>> begin
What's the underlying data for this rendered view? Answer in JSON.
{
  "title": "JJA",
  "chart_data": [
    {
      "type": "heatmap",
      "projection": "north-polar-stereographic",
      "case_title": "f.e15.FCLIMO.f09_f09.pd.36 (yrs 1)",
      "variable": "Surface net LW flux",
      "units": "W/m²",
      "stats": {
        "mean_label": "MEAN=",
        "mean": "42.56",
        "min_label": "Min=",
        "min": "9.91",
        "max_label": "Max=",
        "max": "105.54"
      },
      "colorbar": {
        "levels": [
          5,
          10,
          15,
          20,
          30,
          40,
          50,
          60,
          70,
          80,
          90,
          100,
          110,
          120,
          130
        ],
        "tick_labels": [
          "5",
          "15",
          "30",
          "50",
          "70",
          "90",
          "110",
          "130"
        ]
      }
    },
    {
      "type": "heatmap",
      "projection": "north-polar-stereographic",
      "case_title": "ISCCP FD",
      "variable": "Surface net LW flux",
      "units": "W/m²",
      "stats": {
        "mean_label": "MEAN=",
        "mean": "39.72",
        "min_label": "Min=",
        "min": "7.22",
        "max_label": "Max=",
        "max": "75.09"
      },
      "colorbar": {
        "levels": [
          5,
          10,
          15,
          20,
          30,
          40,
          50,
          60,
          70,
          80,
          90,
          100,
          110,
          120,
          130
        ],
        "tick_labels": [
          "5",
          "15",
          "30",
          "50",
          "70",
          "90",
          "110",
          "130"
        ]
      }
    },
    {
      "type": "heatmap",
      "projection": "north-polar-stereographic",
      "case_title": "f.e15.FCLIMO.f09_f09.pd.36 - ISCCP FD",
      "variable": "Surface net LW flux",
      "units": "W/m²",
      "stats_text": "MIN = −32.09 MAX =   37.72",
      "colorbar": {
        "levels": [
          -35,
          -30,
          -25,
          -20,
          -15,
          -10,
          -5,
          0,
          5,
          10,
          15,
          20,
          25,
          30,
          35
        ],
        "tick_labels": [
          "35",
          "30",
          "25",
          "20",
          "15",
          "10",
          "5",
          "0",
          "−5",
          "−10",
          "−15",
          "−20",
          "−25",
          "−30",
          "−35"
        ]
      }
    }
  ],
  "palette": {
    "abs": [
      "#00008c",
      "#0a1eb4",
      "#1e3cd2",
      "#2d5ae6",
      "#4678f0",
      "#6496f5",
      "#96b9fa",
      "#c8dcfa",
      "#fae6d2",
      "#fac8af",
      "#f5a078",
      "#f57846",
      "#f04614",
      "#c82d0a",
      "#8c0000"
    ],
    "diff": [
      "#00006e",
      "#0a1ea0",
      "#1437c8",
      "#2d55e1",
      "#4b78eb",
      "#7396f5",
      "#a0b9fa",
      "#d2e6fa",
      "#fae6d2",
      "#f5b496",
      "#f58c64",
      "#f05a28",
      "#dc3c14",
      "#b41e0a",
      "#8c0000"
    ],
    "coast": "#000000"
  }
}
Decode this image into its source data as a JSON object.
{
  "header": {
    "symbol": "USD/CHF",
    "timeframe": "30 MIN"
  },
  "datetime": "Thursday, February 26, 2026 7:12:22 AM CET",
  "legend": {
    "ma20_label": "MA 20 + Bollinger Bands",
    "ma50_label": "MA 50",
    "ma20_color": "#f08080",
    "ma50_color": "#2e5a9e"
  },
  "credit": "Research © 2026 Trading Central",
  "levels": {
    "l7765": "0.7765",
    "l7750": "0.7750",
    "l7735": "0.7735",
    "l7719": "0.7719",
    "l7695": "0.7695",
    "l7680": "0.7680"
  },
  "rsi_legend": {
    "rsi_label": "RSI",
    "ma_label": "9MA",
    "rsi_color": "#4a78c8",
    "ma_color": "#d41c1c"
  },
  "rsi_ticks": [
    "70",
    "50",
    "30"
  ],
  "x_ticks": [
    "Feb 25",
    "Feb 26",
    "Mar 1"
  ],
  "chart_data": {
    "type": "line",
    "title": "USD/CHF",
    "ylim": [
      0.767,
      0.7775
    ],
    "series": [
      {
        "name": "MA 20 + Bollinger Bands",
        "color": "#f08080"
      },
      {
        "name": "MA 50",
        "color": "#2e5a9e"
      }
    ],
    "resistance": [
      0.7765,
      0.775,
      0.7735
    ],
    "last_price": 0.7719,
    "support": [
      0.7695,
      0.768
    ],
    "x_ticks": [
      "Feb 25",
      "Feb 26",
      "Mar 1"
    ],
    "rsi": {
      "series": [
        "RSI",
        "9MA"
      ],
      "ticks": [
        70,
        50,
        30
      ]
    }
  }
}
>> end
WHAT THE TASK REQUIRES: Reproduce all data above, unchanged.

THE RESPONSE:
What's the underlying data for this rendered view? Answer in JSON.
{
  "title": "JJA",
  "chart_data": [
    {
      "type": "heatmap",
      "projection": "north-polar-stereographic",
      "case_title": "f.e15.FCLIMO.f09_f09.pd.36 (yrs 1)",
      "variable": "Surface net LW flux",
      "units": "W/m²",
      "stats": {
        "mean_label": "MEAN=",
        "mean": "42.56",
        "min_label": "Min=",
        "min": "9.91",
        "max_label": "Max=",
        "max": "105.54"
      },
      "colorbar": {
        "levels": [
          5,
          10,
          15,
          20,
          30,
          40,
          50,
          60,
          70,
          80,
          90,
          100,
          110,
          120,
          130
        ],
        "tick_labels": [
          "5",
          "15",
          "30",
          "50",
          "70",
          "90",
          "110",
          "130"
        ]
      }
    },
    {
      "type": "heatmap",
      "projection": "north-polar-stereographic",
      "case_title": "ISCCP FD",
      "variable": "Surface net LW flux",
      "units": "W/m²",
      "stats": {
        "mean_label": "MEAN=",
        "mean": "39.72",
        "min_label": "Min=",
        "min": "7.22",
        "max_label": "Max=",
        "max": "75.09"
      },
      "colorbar": {
        "levels": [
          5,
          10,
          15,
          20,
          30,
          40,
          50,
          60,
          70,
          80,
          90,
          100,
          110,
          120,
          130
        ],
        "tick_labels": [
          "5",
          "15",
          "30",
          "50",
          "70",
          "90",
          "110",
          "130"
        ]
      }
    },
    {
      "type": "heatmap",
      "projection": "north-polar-stereographic",
      "case_title": "f.e15.FCLIMO.f09_f09.pd.36 - ISCCP FD",
      "variable": "Surface net LW flux",
      "units": "W/m²",
      "stats_text": "MIN = −32.09 MAX =   37.72",
      "colorbar": {
        "levels": [
          -35,
          -30,
          -25,
          -20,
          -15,
          -10,
          -5,
          0,
          5,
          10,
          15,
          20,
          25,
          30,
          35
        ],
        "tick_labels": [
          "35",
          "30",
          "25",
          "20",
          "15",
          "10",
          "5",
          "0",
          "−5",
          "−10",
          "−15",
          "−20",
          "−25",
          "−30",
          "−35"
        ]
      }
    }
  ],
  "palette": {
    "abs": [
      "#00008c",
      "#0a1eb4",
      "#1e3cd2",
      "#2d5ae6",
      "#4678f0",
      "#6496f5",
      "#96b9fa",
      "#c8dcfa",
      "#fae6d2",
      "#fac8af",
      "#f5a078",
      "#f57846",
      "#f04614",
      "#c82d0a",
      "#8c0000"
    ],
    "diff": [
      "#00006e",
      "#0a1ea0",
      "#1437c8",
      "#2d55e1",
      "#4b78eb",
      "#7396f5",
      "#a0b9fa",
      "#d2e6fa",
      "#fae6d2",
      "#f5b496",
      "#f58c64",
      "#f05a28",
      "#dc3c14",
      "#b41e0a",
      "#8c0000"
    ],
    "coast": "#000000"
  }
}
Decode this image into its source data as a JSON object.
{
  "header": {
    "symbol": "USD/CHF",
    "timeframe": "30 MIN"
  },
  "datetime": "Thursday, February 26, 2026 7:12:22 AM CET",
  "legend": {
    "ma20_label": "MA 20 + Bollinger Bands",
    "ma50_label": "MA 50",
    "ma20_color": "#f08080",
    "ma50_color": "#2e5a9e"
  },
  "credit": "Research © 2026 Trading Central",
  "levels": {
    "l7765": "0.7765",
    "l7750": "0.7750",
    "l7735": "0.7735",
    "l7719": "0.7719",
    "l7695": "0.7695",
    "l7680": "0.7680"
  },
  "rsi_legend": {
    "rsi_label": "RSI",
    "ma_label": "9MA",
    "rsi_color": "#4a78c8",
    "ma_color": "#d41c1c"
  },
  "rsi_ticks": [
    "70",
    "50",
    "30"
  ],
  "x_ticks": [
    "Feb 25",
    "Feb 26",
    "Mar 1"
  ],
  "chart_data": {
    "type": "line",
    "title": "USD/CHF",
    "ylim": [
      0.767,
      0.7775
    ],
    "series": [
      {
        "name": "MA 20 + Bollinger Bands",
        "color": "#f08080"
      },
      {
        "name": "MA 50",
        "color": "#2e5a9e"
      }
    ],
    "resistance": [
      0.7765,
      0.775,
      0.7735
    ],
    "last_price": 0.7719,
    "support": [
      0.7695,
      0.768
    ],
    "x_ticks": [
      "Feb 25",
      "Feb 26",
      "Mar 1"
    ],
    "rsi": {
      "series": [
        "RSI",
        "9MA"
      ],
      "ticks": [
        70,
        50,
        30
      ]
    }
  }
}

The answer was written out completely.